Work required: Restate the data below word for word. Skip any images it contains.

***** Supplied entries

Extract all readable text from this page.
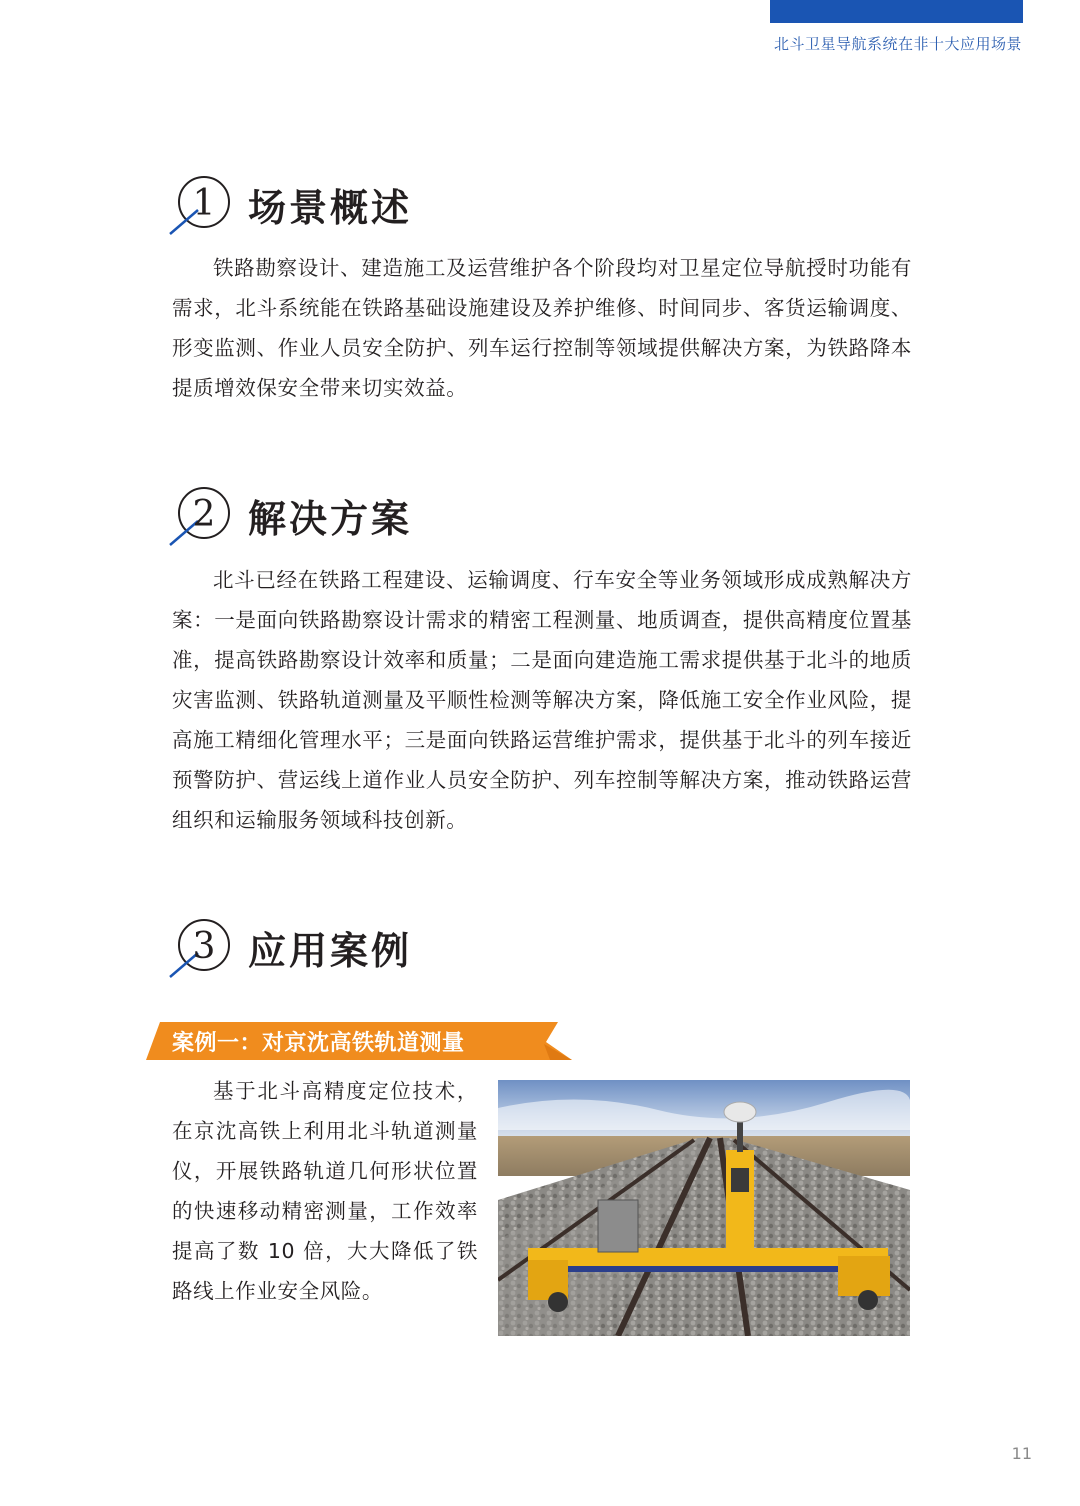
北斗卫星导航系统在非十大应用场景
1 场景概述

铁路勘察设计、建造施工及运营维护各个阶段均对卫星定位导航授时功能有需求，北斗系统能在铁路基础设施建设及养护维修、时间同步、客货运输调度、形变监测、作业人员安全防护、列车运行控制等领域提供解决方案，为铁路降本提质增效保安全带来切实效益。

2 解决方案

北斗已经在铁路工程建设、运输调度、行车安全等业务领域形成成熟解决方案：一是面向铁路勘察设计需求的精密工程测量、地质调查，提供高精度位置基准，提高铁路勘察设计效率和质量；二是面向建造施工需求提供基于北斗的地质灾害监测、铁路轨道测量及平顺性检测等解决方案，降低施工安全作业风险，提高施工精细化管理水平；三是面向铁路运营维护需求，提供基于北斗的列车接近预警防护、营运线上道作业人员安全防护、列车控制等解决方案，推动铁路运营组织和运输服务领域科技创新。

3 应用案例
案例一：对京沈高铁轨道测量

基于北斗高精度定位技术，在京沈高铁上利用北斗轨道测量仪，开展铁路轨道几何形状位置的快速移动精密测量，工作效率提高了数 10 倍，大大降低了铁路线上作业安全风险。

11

**********

Output below:
Extract all readable text from this page.
北斗卫星导航系统在非十大应用场景
1 场景概述

铁路勘察设计、建造施工及运营维护各个阶段均对卫星定位导航授时功能有需求，北斗系统能在铁路基础设施建设及养护维修、时间同步、客货运输调度、形变监测、作业人员安全防护、列车运行控制等领域提供解决方案，为铁路降本提质增效保安全带来切实效益。

2 解决方案

北斗已经在铁路工程建设、运输调度、行车安全等业务领域形成成熟解决方案：一是面向铁路勘察设计需求的精密工程测量、地质调查，提供高精度位置基准，提高铁路勘察设计效率和质量；二是面向建造施工需求提供基于北斗的地质灾害监测、铁路轨道测量及平顺性检测等解决方案，降低施工安全作业风险，提高施工精细化管理水平；三是面向铁路运营维护需求，提供基于北斗的列车接近预警防护、营运线上道作业人员安全防护、列车控制等解决方案，推动铁路运营组织和运输服务领域科技创新。

3 应用案例
案例一：对京沈高铁轨道测量

基于北斗高精度定位技术，在京沈高铁上利用北斗轨道测量仪，开展铁路轨道几何形状位置的快速移动精密测量，工作效率提高了数 10 倍，大大降低了铁路线上作业安全风险。

11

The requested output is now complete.